### [WORK TO BE COMPLETED]
Output the material below in full, exactly as it is.

### [EXTRACTED MATERIAL]
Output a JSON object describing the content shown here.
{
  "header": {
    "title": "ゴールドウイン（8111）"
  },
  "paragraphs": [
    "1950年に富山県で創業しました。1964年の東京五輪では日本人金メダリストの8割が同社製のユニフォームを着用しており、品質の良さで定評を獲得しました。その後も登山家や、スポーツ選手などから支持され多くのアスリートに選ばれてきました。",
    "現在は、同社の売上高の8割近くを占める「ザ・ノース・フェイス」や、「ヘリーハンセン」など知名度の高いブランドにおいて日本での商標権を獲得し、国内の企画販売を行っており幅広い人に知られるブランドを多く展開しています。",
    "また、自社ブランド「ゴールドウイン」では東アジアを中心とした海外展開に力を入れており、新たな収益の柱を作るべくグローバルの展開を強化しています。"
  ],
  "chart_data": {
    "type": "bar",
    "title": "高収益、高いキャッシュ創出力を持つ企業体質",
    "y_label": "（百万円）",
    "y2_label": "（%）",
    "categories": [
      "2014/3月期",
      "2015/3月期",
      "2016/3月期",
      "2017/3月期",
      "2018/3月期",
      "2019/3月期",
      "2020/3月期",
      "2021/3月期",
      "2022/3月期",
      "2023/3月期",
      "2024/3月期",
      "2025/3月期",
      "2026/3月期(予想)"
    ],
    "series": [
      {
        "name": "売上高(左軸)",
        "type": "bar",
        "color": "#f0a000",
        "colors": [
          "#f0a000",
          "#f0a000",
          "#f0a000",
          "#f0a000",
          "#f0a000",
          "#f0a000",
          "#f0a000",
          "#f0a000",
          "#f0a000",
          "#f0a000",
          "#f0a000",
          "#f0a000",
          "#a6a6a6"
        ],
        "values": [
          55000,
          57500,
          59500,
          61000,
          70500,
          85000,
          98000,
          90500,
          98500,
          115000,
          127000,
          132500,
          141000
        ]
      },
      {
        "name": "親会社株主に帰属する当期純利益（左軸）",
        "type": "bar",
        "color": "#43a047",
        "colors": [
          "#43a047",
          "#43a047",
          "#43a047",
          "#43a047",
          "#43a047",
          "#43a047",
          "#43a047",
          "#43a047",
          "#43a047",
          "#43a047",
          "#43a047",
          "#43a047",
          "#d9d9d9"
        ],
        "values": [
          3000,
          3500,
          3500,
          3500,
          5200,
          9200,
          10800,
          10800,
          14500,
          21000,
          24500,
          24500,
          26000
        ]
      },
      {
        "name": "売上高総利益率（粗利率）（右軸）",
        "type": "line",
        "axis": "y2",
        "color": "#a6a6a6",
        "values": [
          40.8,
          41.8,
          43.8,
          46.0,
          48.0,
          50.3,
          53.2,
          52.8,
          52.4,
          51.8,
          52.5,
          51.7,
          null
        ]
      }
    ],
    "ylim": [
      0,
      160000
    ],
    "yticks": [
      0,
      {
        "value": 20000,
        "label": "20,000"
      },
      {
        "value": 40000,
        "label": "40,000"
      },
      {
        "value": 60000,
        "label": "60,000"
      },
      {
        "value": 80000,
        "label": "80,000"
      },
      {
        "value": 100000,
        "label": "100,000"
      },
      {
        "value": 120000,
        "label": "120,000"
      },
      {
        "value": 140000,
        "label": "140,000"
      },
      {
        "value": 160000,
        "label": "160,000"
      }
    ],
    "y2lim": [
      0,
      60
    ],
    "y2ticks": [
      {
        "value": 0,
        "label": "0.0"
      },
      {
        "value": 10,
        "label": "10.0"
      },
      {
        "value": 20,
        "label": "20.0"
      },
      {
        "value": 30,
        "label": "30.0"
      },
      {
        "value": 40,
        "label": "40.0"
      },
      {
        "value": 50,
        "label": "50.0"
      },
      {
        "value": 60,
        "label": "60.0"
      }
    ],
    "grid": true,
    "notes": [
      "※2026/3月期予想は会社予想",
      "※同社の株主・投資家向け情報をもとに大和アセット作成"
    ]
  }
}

### [RESULT]
Output a JSON object describing the content shown here.
{
  "header": {
    "title": "ゴールドウイン（8111）"
  },
  "paragraphs": [
    "1950年に富山県で創業しました。1964年の東京五輪では日本人金メダリストの8割が同社製のユニフォームを着用しており、品質の良さで定評を獲得しました。その後も登山家や、スポーツ選手などから支持され多くのアスリートに選ばれてきました。",
    "現在は、同社の売上高の8割近くを占める「ザ・ノース・フェイス」や、「ヘリーハンセン」など知名度の高いブランドにおいて日本での商標権を獲得し、国内の企画販売を行っており幅広い人に知られるブランドを多く展開しています。",
    "また、自社ブランド「ゴールドウイン」では東アジアを中心とした海外展開に力を入れており、新たな収益の柱を作るべくグローバルの展開を強化しています。"
  ],
  "chart_data": {
    "type": "bar",
    "title": "高収益、高いキャッシュ創出力を持つ企業体質",
    "y_label": "（百万円）",
    "y2_label": "（%）",
    "categories": [
      "2014/3月期",
      "2015/3月期",
      "2016/3月期",
      "2017/3月期",
      "2018/3月期",
      "2019/3月期",
      "2020/3月期",
      "2021/3月期",
      "2022/3月期",
      "2023/3月期",
      "2024/3月期",
      "2025/3月期",
      "2026/3月期(予想)"
    ],
    "series": [
      {
        "name": "売上高(左軸)",
        "type": "bar",
        "color": "#f0a000",
        "colors": [
          "#f0a000",
          "#f0a000",
          "#f0a000",
          "#f0a000",
          "#f0a000",
          "#f0a000",
          "#f0a000",
          "#f0a000",
          "#f0a000",
          "#f0a000",
          "#f0a000",
          "#f0a000",
          "#a6a6a6"
        ],
        "values": [
          55000,
          57500,
          59500,
          61000,
          70500,
          85000,
          98000,
          90500,
          98500,
          115000,
          127000,
          132500,
          141000
        ]
      },
      {
        "name": "親会社株主に帰属する当期純利益（左軸）",
        "type": "bar",
        "color": "#43a047",
        "colors": [
          "#43a047",
          "#43a047",
          "#43a047",
          "#43a047",
          "#43a047",
          "#43a047",
          "#43a047",
          "#43a047",
          "#43a047",
          "#43a047",
          "#43a047",
          "#43a047",
          "#d9d9d9"
        ],
        "values": [
          3000,
          3500,
          3500,
          3500,
          5200,
          9200,
          10800,
          10800,
          14500,
          21000,
          24500,
          24500,
          26000
        ]
      },
      {
        "name": "売上高総利益率（粗利率）（右軸）",
        "type": "line",
        "axis": "y2",
        "color": "#a6a6a6",
        "values": [
          40.8,
          41.8,
          43.8,
          46.0,
          48.0,
          50.3,
          53.2,
          52.8,
          52.4,
          51.8,
          52.5,
          51.7,
          null
        ]
      }
    ],
    "ylim": [
      0,
      160000
    ],
    "yticks": [
      0,
      {
        "value": 20000,
        "label": "20,000"
      },
      {
        "value": 40000,
        "label": "40,000"
      },
      {
        "value": 60000,
        "label": "60,000"
      },
      {
        "value": 80000,
        "label": "80,000"
      },
      {
        "value": 100000,
        "label": "100,000"
      },
      {
        "value": 120000,
        "label": "120,000"
      },
      {
        "value": 140000,
        "label": "140,000"
      },
      {
        "value": 160000,
        "label": "160,000"
      }
    ],
    "y2lim": [
      0,
      60
    ],
    "y2ticks": [
      {
        "value": 0,
        "label": "0.0"
      },
      {
        "value": 10,
        "label": "10.0"
      },
      {
        "value": 20,
        "label": "20.0"
      },
      {
        "value": 30,
        "label": "30.0"
      },
      {
        "value": 40,
        "label": "40.0"
      },
      {
        "value": 50,
        "label": "50.0"
      },
      {
        "value": 60,
        "label": "60.0"
      }
    ],
    "grid": true,
    "notes": [
      "※2026/3月期予想は会社予想",
      "※同社の株主・投資家向け情報をもとに大和アセット作成"
    ]
  }
}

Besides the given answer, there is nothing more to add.